## Goal
Give back the entire listing verbatim.

──────── Supplied entries ────────

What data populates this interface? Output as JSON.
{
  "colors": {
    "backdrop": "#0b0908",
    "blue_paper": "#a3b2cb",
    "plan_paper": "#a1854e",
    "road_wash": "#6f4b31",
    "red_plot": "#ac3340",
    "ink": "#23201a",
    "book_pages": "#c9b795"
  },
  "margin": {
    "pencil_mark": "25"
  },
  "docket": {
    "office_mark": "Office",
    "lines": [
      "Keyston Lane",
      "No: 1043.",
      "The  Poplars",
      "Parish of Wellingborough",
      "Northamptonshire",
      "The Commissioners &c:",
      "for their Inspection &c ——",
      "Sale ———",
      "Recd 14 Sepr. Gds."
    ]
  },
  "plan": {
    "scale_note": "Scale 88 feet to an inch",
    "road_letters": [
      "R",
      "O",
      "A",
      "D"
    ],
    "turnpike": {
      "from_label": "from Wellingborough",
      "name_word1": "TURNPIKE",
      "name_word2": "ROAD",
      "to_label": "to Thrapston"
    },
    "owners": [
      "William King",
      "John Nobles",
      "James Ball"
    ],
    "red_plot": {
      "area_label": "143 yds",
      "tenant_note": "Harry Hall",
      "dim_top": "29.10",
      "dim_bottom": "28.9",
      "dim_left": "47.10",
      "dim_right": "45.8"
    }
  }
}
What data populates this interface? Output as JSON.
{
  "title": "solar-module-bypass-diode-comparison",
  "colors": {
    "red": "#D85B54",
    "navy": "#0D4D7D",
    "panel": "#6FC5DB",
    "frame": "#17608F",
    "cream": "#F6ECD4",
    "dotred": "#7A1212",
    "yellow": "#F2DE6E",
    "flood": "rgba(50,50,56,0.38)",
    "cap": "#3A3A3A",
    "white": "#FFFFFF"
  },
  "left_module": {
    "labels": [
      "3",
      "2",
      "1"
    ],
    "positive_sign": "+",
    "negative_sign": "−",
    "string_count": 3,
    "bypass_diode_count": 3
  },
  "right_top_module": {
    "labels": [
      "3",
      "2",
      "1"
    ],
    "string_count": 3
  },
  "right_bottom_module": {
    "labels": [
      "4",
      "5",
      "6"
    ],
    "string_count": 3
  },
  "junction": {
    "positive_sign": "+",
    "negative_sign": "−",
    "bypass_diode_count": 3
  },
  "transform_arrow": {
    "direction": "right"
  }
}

────────

## Written reply
What data populates this interface? Output as JSON.
{
  "colors": {
    "backdrop": "#0b0908",
    "blue_paper": "#a3b2cb",
    "plan_paper": "#a1854e",
    "road_wash": "#6f4b31",
    "red_plot": "#ac3340",
    "ink": "#23201a",
    "book_pages": "#c9b795"
  },
  "margin": {
    "pencil_mark": "25"
  },
  "docket": {
    "office_mark": "Office",
    "lines": [
      "Keyston Lane",
      "No: 1043.",
      "The  Poplars",
      "Parish of Wellingborough",
      "Northamptonshire",
      "The Commissioners &c:",
      "for their Inspection &c ——",
      "Sale ———",
      "Recd 14 Sepr. Gds."
    ]
  },
  "plan": {
    "scale_note": "Scale 88 feet to an inch",
    "road_letters": [
      "R",
      "O",
      "A",
      "D"
    ],
    "turnpike": {
      "from_label": "from Wellingborough",
      "name_word1": "TURNPIKE",
      "name_word2": "ROAD",
      "to_label": "to Thrapston"
    },
    "owners": [
      "William King",
      "John Nobles",
      "James Ball"
    ],
    "red_plot": {
      "area_label": "143 yds",
      "tenant_note": "Harry Hall",
      "dim_top": "29.10",
      "dim_bottom": "28.9",
      "dim_left": "47.10",
      "dim_right": "45.8"
    }
  }
}
What data populates this interface? Output as JSON.
{
  "title": "solar-module-bypass-diode-comparison",
  "colors": {
    "red": "#D85B54",
    "navy": "#0D4D7D",
    "panel": "#6FC5DB",
    "frame": "#17608F",
    "cream": "#F6ECD4",
    "dotred": "#7A1212",
    "yellow": "#F2DE6E",
    "flood": "rgba(50,50,56,0.38)",
    "cap": "#3A3A3A",
    "white": "#FFFFFF"
  },
  "left_module": {
    "labels": [
      "3",
      "2",
      "1"
    ],
    "positive_sign": "+",
    "negative_sign": "−",
    "string_count": 3,
    "bypass_diode_count": 3
  },
  "right_top_module": {
    "labels": [
      "3",
      "2",
      "1"
    ],
    "string_count": 3
  },
  "right_bottom_module": {
    "labels": [
      "4",
      "5",
      "6"
    ],
    "string_count": 3
  },
  "junction": {
    "positive_sign": "+",
    "negative_sign": "−",
    "bypass_diode_count": 3
  },
  "transform_arrow": {
    "direction": "right"
  }
}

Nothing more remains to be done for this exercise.